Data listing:

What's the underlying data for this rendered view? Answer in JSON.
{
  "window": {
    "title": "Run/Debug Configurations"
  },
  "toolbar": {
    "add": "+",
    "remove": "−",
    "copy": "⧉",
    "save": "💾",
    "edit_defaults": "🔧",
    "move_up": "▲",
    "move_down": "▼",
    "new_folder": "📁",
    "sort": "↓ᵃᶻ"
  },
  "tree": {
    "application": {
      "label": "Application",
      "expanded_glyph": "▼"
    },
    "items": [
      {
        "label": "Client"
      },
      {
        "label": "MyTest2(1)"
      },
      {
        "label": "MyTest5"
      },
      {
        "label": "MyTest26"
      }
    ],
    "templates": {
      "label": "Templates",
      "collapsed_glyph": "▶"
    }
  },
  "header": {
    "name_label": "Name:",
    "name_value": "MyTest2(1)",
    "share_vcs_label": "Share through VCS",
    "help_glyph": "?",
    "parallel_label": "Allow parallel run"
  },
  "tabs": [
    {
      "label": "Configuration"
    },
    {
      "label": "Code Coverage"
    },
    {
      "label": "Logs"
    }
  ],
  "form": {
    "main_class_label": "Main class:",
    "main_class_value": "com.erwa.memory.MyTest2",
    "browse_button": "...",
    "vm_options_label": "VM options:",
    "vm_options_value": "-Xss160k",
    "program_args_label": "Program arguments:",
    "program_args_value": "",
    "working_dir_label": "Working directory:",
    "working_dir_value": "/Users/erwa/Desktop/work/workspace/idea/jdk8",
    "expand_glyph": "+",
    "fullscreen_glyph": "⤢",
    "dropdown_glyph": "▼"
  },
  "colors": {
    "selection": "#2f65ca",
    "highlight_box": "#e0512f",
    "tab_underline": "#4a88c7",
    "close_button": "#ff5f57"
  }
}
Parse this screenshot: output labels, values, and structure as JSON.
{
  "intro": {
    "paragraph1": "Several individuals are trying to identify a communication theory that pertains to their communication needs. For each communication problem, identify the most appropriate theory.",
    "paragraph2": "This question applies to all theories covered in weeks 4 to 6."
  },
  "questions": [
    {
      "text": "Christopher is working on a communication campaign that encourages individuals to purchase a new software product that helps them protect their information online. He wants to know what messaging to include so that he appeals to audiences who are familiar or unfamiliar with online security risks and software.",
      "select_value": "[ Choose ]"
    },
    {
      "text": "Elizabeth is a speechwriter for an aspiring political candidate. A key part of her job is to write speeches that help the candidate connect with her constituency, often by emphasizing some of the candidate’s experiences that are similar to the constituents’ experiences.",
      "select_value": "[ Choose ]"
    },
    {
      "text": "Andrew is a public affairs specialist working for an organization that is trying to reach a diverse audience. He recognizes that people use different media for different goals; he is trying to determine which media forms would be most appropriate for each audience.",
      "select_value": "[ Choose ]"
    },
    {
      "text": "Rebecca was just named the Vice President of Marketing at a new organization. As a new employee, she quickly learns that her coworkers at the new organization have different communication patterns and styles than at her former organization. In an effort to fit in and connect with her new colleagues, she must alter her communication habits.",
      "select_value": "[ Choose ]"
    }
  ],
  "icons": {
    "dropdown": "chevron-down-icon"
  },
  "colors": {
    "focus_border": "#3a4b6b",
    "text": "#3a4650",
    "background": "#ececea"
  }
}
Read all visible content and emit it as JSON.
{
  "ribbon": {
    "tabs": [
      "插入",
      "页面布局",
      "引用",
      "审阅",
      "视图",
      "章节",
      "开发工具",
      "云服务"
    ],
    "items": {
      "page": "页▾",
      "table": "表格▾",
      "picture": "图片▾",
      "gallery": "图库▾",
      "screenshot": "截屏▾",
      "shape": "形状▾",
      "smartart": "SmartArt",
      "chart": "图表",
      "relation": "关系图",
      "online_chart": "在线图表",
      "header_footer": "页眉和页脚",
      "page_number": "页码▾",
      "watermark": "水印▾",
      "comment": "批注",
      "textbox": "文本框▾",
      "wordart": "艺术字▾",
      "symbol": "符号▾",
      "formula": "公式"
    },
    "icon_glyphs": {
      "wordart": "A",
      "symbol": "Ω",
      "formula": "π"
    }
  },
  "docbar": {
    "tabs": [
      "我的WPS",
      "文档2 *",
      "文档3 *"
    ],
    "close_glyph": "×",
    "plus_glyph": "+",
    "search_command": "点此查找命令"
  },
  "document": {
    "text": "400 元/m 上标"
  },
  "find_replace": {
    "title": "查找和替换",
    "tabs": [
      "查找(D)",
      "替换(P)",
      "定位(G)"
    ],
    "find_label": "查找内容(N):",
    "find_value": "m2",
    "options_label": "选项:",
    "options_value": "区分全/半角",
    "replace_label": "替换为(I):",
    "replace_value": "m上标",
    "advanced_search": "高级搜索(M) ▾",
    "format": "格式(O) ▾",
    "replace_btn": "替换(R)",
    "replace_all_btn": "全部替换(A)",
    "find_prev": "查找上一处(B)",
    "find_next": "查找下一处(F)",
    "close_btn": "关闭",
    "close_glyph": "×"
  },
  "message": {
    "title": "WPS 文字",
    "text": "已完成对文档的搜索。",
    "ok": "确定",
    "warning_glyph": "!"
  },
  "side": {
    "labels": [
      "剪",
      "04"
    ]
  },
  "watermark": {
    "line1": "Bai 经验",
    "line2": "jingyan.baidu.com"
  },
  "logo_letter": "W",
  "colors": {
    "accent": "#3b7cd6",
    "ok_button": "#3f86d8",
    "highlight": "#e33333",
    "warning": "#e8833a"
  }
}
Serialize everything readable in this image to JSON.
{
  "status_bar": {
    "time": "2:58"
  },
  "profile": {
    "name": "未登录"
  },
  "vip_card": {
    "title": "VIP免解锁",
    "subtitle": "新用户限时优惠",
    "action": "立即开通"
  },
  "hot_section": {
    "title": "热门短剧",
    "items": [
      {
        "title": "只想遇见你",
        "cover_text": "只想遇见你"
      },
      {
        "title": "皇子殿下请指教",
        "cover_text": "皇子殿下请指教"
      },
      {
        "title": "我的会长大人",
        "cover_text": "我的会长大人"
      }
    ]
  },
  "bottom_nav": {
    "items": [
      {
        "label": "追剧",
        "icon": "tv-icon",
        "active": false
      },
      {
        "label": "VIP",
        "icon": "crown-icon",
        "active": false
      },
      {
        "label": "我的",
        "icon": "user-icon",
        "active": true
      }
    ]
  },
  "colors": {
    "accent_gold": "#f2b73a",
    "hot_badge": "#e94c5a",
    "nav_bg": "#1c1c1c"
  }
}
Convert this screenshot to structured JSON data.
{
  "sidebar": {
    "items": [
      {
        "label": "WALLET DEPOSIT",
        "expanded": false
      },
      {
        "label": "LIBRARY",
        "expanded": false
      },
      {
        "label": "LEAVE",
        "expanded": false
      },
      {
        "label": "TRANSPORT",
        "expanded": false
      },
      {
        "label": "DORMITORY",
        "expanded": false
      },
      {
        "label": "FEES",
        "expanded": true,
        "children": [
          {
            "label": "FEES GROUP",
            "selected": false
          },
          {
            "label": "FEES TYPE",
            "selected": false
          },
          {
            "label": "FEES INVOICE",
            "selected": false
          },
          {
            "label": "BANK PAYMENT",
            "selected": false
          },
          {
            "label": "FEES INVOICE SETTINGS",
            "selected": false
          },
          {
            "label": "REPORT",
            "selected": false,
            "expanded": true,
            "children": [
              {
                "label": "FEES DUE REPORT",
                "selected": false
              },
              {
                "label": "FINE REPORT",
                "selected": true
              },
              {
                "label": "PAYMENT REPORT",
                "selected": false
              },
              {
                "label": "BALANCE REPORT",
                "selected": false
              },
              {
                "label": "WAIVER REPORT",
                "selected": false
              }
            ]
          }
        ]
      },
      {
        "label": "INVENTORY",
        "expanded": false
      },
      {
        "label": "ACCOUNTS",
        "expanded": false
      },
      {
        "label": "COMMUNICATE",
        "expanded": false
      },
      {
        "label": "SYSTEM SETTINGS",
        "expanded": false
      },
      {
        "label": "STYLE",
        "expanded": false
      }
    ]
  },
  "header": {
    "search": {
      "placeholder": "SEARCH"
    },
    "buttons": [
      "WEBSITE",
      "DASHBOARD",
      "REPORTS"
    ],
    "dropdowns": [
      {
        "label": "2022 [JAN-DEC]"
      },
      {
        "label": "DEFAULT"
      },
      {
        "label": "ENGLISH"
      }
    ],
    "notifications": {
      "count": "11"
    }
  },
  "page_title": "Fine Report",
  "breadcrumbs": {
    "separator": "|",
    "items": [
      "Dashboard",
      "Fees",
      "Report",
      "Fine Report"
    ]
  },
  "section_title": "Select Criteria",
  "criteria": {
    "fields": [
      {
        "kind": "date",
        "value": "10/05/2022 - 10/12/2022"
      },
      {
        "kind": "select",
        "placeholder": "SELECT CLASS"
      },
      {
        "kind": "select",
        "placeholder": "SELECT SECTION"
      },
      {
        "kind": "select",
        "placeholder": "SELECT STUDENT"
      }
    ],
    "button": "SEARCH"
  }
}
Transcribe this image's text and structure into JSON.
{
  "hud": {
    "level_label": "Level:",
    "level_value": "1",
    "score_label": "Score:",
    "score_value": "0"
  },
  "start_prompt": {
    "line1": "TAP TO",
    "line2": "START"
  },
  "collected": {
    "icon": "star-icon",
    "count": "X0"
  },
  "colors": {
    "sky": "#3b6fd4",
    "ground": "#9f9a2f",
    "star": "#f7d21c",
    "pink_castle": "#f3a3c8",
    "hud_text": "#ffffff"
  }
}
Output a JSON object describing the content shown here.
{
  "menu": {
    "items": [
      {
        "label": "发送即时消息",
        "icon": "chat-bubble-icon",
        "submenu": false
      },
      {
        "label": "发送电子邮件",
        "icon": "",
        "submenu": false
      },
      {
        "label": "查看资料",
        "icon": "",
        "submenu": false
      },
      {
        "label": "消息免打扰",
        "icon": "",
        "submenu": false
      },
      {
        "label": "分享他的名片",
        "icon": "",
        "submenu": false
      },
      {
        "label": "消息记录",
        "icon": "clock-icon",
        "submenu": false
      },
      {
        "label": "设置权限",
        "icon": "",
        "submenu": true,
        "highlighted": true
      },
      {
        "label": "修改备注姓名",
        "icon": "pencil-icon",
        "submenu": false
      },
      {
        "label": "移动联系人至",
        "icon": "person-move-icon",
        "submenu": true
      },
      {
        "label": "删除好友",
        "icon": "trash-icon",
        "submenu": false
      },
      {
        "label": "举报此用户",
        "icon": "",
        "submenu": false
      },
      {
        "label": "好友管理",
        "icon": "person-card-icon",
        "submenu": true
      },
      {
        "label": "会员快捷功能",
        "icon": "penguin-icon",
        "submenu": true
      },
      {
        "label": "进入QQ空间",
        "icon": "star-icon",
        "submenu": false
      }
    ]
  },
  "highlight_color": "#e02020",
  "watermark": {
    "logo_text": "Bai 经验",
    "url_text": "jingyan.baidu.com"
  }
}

**What is expected**
Count the lines that hold the string "erwa", and reply with that number alone.

**Solution**
2